#### The data

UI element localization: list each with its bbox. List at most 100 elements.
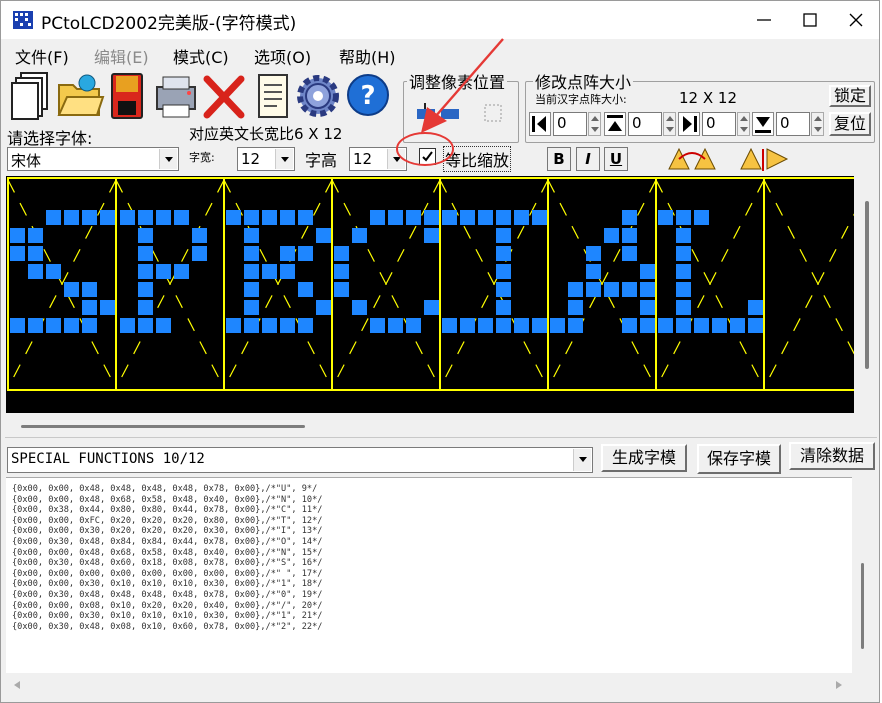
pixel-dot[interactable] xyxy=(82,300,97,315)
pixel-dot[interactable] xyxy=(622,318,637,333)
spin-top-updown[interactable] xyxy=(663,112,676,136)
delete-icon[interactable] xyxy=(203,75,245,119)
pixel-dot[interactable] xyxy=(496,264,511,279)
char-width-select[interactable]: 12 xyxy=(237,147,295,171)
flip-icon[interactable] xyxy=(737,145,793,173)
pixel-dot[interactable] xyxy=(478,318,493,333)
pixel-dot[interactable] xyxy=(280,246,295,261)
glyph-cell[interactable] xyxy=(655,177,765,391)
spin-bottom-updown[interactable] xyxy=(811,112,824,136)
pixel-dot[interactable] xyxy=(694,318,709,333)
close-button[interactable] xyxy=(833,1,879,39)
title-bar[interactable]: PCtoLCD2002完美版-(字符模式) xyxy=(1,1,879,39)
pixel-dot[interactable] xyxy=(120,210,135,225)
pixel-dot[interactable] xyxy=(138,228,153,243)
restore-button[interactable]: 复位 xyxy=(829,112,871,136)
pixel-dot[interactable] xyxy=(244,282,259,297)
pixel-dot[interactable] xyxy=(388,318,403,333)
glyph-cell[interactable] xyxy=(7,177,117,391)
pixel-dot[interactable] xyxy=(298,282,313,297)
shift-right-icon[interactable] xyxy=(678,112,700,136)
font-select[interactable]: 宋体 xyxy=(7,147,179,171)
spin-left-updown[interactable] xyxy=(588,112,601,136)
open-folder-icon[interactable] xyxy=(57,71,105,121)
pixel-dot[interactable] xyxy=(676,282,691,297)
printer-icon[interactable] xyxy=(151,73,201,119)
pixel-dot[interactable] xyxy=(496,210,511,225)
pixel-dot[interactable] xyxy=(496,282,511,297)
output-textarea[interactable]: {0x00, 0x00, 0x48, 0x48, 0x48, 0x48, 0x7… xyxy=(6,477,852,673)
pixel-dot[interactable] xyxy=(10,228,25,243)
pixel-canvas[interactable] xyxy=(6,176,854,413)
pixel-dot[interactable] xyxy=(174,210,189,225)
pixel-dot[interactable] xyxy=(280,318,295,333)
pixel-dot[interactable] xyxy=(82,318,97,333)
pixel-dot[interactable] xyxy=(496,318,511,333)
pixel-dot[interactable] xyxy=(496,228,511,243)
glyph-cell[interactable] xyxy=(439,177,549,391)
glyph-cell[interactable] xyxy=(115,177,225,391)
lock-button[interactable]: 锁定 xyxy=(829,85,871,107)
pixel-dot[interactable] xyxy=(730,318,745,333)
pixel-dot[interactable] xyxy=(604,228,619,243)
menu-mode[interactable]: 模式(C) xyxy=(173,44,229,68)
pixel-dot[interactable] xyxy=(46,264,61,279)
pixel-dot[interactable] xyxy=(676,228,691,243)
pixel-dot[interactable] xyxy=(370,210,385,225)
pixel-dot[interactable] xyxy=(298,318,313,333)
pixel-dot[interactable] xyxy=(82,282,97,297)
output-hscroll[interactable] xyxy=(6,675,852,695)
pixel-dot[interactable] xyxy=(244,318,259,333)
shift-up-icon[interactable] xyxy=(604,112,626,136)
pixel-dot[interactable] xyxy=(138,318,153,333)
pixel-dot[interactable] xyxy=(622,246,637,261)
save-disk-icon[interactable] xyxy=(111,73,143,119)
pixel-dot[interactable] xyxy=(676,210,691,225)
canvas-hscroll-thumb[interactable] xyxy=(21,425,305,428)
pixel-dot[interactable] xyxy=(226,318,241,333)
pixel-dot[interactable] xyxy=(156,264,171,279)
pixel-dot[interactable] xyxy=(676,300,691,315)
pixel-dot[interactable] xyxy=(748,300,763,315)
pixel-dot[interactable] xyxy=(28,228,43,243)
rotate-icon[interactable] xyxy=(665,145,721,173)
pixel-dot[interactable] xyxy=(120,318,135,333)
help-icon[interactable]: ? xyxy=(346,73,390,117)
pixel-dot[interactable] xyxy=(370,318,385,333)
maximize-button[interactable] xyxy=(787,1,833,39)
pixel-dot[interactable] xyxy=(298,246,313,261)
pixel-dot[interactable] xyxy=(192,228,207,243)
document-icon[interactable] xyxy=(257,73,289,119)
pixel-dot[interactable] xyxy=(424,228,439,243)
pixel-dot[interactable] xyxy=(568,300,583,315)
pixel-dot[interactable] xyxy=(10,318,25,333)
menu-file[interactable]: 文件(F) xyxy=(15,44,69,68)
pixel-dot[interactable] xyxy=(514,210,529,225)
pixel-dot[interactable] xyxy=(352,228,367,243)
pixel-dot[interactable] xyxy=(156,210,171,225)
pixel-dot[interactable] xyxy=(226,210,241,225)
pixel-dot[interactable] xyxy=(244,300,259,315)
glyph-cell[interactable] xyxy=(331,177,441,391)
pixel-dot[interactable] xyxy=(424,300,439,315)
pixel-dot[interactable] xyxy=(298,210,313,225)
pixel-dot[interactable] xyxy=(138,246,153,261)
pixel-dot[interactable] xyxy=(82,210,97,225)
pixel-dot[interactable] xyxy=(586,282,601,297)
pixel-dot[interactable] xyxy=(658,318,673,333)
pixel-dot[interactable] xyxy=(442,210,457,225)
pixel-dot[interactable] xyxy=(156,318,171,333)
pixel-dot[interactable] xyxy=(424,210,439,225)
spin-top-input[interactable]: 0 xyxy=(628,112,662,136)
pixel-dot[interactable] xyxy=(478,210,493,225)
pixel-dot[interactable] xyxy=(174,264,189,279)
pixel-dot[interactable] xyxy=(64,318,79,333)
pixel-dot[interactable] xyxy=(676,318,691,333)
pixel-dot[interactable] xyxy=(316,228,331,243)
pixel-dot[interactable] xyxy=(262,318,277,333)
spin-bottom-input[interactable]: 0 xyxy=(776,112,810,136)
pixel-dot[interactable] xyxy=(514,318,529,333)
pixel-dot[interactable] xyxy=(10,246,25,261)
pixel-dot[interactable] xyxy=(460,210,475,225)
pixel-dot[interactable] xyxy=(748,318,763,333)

########
#### The data

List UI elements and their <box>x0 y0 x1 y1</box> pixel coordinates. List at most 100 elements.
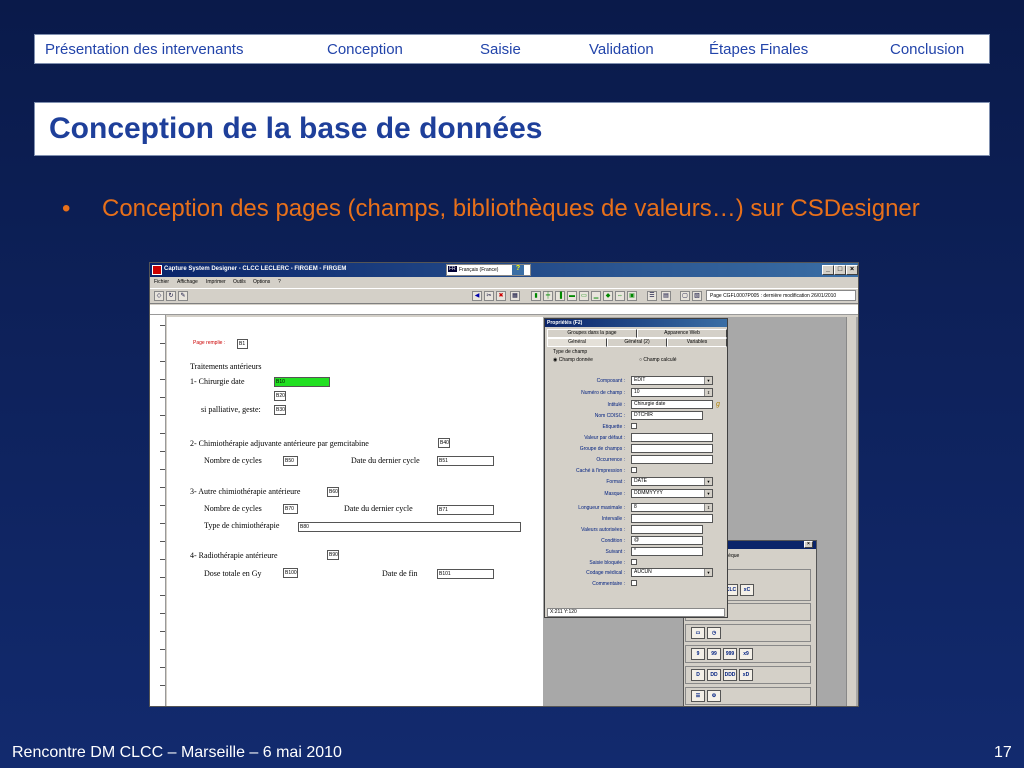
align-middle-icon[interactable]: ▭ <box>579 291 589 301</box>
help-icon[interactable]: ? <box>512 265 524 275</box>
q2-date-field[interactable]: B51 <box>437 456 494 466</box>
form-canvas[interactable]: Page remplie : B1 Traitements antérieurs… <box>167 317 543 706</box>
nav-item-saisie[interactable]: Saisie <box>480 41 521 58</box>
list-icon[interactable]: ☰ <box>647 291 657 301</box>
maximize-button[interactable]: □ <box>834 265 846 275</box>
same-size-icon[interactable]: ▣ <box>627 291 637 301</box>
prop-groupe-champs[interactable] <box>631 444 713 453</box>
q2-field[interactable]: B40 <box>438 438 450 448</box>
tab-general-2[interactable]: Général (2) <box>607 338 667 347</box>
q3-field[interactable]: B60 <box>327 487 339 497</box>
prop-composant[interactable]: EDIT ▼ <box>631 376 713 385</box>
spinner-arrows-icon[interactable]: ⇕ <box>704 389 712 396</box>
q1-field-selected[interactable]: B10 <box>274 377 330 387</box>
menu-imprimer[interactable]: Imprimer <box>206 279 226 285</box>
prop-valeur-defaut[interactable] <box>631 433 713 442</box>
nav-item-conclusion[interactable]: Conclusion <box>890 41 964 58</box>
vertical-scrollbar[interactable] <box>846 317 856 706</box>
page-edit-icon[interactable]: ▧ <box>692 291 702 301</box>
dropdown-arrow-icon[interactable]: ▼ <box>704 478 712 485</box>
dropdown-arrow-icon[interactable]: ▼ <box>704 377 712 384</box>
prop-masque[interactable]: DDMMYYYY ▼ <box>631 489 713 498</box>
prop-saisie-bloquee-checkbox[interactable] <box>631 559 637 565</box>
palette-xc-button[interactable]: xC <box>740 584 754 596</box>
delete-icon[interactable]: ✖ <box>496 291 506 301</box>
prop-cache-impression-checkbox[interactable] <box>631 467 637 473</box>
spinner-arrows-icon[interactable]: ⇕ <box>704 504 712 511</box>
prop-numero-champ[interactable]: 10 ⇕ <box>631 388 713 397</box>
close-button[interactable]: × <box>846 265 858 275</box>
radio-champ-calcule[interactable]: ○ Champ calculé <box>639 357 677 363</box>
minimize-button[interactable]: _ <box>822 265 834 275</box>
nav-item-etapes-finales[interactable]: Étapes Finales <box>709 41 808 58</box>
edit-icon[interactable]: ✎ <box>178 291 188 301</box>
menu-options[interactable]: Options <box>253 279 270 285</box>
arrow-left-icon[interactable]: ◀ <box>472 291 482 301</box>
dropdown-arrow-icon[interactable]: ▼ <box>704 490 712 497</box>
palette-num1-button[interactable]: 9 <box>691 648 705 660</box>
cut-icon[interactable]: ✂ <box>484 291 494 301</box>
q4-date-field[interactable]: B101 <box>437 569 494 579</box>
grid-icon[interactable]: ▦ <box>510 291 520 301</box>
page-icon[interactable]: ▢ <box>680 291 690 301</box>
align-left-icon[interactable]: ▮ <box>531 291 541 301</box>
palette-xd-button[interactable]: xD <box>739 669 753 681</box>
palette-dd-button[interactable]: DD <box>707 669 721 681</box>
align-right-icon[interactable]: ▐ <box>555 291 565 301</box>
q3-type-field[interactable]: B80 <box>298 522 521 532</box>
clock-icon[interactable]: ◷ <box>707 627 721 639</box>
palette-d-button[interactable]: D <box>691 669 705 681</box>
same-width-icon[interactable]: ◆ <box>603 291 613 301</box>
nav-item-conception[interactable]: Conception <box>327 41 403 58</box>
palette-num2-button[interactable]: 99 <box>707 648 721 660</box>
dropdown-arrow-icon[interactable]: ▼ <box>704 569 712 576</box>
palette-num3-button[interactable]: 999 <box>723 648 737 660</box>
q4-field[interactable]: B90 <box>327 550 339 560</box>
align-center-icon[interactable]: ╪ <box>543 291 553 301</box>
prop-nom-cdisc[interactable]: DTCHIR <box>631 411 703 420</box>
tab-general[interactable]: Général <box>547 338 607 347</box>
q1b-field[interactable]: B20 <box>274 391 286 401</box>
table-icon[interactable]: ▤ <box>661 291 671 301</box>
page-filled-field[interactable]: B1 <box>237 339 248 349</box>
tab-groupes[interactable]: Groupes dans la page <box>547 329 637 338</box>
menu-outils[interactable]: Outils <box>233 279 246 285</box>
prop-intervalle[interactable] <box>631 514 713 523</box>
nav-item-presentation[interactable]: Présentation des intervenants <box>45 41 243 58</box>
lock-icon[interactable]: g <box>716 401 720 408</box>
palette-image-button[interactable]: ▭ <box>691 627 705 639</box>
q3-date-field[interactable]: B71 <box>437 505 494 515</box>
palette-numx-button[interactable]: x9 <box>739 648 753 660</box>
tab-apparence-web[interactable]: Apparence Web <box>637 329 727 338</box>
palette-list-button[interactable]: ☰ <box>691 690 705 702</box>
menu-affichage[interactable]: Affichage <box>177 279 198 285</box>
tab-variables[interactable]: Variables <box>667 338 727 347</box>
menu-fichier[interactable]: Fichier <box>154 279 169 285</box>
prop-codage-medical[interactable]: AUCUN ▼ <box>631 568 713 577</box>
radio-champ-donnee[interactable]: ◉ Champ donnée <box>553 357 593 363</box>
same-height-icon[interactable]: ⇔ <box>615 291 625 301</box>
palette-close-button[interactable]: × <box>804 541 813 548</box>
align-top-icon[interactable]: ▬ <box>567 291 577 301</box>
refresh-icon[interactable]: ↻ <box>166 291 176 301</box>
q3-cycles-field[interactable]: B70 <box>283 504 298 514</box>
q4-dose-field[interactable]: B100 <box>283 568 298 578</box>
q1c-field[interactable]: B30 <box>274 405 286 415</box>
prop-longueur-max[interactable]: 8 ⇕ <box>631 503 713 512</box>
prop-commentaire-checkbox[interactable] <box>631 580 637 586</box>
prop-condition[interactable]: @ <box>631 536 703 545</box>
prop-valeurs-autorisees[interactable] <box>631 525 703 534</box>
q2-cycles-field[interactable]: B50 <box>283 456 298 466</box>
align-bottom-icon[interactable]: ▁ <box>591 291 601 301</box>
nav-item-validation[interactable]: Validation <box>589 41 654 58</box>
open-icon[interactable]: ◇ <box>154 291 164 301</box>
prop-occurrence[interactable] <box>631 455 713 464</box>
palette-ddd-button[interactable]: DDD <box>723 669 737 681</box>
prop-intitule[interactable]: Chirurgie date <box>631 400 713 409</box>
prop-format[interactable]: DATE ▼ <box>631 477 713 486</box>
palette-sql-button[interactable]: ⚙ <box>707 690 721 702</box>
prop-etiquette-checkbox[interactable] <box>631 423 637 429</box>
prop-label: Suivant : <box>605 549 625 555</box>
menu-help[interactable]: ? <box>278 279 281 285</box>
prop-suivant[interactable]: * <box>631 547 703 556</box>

########
#### The data

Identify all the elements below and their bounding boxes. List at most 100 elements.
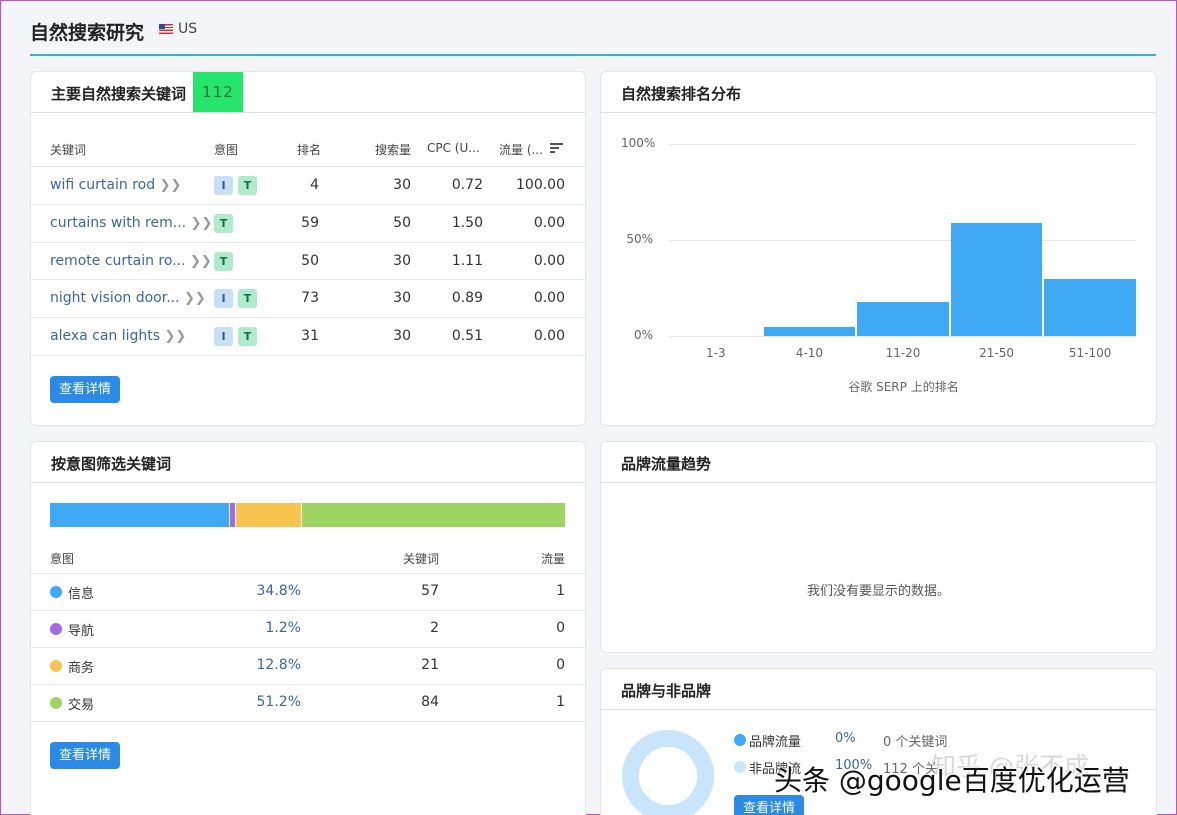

########

- Short problem
Write out the stretch of items from the line containing "UI element localization: list" through the line containing "font-select[interactable]: 宋体 xyxy=(7,147,179,171)", both included, leaving out the pictures.

- Answer
UI element localization: list each with its bbox. List at most 100 elements.
pixel-dot[interactable] xyxy=(82,300,97,315)
pixel-dot[interactable] xyxy=(622,318,637,333)
spin-top-updown[interactable] xyxy=(663,112,676,136)
delete-icon[interactable] xyxy=(203,75,245,119)
pixel-dot[interactable] xyxy=(496,264,511,279)
char-width-select[interactable]: 12 xyxy=(237,147,295,171)
flip-icon[interactable] xyxy=(737,145,793,173)
pixel-dot[interactable] xyxy=(478,318,493,333)
pixel-dot[interactable] xyxy=(280,246,295,261)
glyph-cell[interactable] xyxy=(655,177,765,391)
spin-bottom-updown[interactable] xyxy=(811,112,824,136)
pixel-dot[interactable] xyxy=(694,318,709,333)
close-button[interactable] xyxy=(833,1,879,39)
title-bar[interactable]: PCtoLCD2002完美版-(字符模式) xyxy=(1,1,879,39)
pixel-dot[interactable] xyxy=(120,210,135,225)
pixel-dot[interactable] xyxy=(138,228,153,243)
restore-button[interactable]: 复位 xyxy=(829,112,871,136)
pixel-dot[interactable] xyxy=(244,282,259,297)
pixel-dot[interactable] xyxy=(388,318,403,333)
glyph-cell[interactable] xyxy=(7,177,117,391)
pixel-dot[interactable] xyxy=(298,282,313,297)
shift-right-icon[interactable] xyxy=(678,112,700,136)
font-select[interactable]: 宋体 xyxy=(7,147,179,171)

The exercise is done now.